#### YOUR GOAL:
Copy out every line of the records word for word, from the start of the records down to the line that contains "- Text: 17: 17: [228, 216, 246, 230]", including both ends.

(Element and region data)
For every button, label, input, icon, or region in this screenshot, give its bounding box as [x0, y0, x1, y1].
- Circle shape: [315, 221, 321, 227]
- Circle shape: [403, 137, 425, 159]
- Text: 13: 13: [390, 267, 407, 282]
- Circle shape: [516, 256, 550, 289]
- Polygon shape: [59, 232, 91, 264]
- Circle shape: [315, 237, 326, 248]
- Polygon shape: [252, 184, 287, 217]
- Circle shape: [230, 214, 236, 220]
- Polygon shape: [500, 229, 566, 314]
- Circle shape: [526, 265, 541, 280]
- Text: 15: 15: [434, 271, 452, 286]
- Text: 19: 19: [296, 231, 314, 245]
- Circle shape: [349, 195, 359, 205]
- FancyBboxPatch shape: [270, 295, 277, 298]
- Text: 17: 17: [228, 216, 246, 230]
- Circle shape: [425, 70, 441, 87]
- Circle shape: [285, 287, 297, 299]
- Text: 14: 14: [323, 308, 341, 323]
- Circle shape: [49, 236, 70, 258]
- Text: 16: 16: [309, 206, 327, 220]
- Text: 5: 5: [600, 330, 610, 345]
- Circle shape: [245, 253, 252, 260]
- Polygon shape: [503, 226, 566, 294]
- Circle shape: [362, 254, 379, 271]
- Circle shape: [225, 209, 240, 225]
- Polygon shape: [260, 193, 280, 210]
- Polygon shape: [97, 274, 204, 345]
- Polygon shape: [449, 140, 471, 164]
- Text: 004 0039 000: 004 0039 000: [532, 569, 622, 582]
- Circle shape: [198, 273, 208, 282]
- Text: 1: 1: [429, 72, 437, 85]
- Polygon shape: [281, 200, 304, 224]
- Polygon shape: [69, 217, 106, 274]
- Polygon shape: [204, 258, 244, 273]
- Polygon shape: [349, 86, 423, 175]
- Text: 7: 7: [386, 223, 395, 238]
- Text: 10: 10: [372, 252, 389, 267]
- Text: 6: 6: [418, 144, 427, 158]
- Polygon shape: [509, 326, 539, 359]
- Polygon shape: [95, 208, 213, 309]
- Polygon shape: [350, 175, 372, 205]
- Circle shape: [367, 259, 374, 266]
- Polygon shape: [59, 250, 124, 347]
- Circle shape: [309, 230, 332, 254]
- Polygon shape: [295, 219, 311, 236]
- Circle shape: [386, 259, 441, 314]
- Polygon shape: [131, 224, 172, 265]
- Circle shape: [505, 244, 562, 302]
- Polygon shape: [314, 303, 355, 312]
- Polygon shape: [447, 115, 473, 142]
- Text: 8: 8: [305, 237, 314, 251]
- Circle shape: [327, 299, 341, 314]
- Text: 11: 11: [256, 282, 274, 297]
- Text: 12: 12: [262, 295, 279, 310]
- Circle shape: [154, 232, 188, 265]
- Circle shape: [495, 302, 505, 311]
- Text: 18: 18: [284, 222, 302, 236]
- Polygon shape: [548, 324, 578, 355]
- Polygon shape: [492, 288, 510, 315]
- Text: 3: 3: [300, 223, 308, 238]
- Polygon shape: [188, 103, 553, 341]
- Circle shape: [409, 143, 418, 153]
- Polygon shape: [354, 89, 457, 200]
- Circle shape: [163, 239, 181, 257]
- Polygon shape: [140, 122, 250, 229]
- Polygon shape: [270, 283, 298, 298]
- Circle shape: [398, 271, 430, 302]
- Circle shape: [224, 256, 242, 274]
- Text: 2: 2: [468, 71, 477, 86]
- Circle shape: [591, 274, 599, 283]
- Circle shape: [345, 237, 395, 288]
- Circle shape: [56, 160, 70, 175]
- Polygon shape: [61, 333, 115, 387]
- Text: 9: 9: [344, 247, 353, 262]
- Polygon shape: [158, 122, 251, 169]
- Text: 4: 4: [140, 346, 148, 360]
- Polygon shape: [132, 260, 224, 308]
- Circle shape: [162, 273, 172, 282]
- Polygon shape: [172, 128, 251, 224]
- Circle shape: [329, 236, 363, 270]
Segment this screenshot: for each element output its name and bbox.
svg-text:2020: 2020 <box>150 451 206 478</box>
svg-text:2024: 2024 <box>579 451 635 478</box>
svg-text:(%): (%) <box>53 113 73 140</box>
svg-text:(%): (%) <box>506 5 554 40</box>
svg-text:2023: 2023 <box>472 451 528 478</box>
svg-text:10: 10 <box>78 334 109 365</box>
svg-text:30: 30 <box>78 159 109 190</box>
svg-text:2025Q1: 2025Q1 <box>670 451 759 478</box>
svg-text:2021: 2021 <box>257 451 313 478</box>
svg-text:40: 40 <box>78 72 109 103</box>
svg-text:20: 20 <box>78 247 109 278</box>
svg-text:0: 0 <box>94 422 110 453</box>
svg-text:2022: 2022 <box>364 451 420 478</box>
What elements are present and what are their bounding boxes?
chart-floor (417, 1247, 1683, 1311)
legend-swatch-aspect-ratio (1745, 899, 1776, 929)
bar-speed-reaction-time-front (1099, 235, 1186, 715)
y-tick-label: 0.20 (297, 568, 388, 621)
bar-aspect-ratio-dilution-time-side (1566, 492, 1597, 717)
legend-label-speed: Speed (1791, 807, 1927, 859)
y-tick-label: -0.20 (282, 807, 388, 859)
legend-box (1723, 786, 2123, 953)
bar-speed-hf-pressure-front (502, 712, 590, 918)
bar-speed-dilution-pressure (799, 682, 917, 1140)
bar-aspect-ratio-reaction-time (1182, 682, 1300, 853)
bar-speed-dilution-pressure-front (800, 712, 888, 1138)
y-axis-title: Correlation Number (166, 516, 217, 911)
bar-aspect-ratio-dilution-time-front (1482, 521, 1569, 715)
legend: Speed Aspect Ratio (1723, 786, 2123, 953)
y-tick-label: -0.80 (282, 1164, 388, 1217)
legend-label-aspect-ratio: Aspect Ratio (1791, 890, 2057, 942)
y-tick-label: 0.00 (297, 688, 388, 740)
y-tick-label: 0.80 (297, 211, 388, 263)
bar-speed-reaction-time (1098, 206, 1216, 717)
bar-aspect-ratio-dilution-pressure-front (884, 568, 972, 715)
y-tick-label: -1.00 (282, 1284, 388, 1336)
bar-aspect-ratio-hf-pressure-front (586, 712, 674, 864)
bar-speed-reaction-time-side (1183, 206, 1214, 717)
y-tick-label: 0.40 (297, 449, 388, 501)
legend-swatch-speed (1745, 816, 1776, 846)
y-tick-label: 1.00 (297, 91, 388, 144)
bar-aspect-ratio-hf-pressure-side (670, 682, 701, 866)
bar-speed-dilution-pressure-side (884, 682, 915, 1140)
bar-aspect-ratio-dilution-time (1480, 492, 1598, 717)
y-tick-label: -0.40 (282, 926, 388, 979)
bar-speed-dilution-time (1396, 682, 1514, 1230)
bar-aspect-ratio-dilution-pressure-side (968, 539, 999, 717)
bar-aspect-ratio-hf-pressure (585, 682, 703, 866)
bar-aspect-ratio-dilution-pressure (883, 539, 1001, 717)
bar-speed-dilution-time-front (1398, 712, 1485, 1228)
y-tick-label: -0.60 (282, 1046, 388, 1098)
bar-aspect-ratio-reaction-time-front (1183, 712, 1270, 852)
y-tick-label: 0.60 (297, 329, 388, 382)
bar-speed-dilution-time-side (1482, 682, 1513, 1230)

#### SOLUTION FOR THIS EXERCISE:
For every button, label, input, icon, or region in this screenshot, give its bounding box as [x0, y0, x1, y1].
- Circle shape: [315, 221, 321, 227]
- Circle shape: [403, 137, 425, 159]
- Text: 13: 13: [390, 267, 407, 282]
- Circle shape: [516, 256, 550, 289]
- Polygon shape: [59, 232, 91, 264]
- Circle shape: [315, 237, 326, 248]
- Polygon shape: [252, 184, 287, 217]
- Circle shape: [230, 214, 236, 220]
- Polygon shape: [500, 229, 566, 314]
- Circle shape: [526, 265, 541, 280]
- Text: 15: 15: [434, 271, 452, 286]
- Text: 19: 19: [296, 231, 314, 245]
- Circle shape: [349, 195, 359, 205]
- FancyBboxPatch shape: [270, 295, 277, 298]
- Text: 17: 17: [228, 216, 246, 230]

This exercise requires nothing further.